#### [WHAT YOU WILL DO]
Pick out every line of the records that contains the string "Kind", matching case exactly, and copy each of those lines in full.

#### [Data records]
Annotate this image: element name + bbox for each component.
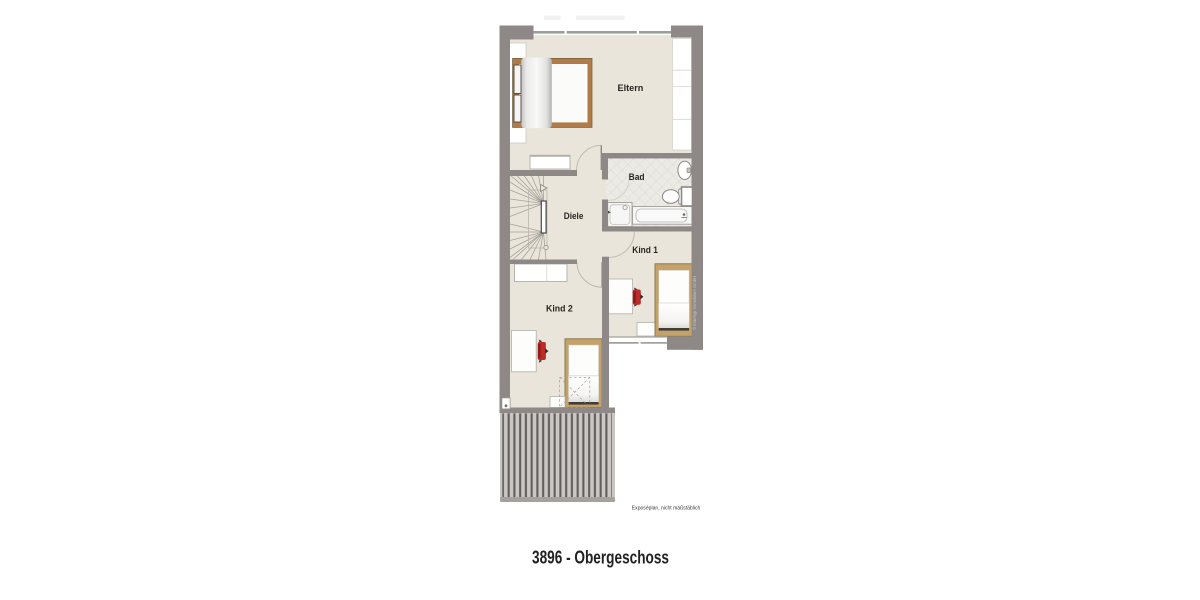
svg-text:Diele: Diele [564, 211, 584, 221]
svg-text:3896 - Obergeschoss: 3896 - Obergeschoss [532, 547, 669, 568]
svg-text:Exposéplan, nicht maßstäblich: Exposéplan, nicht maßstäblich [632, 506, 701, 512]
svg-text:Kind 2: Kind 2 [546, 304, 573, 314]
svg-text:© Interhyp Immobilien GmbH: © Interhyp Immobilien GmbH [692, 276, 697, 330]
svg-text:Bad: Bad [629, 172, 645, 182]
svg-text:Eltern: Eltern [618, 83, 644, 93]
svg-text:Kind 1: Kind 1 [632, 245, 658, 255]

#### [TASK RESPONSE]
svg-text:Kind 2: Kind 2 [546, 304, 573, 314]
svg-text:Kind 1: Kind 1 [632, 245, 658, 255]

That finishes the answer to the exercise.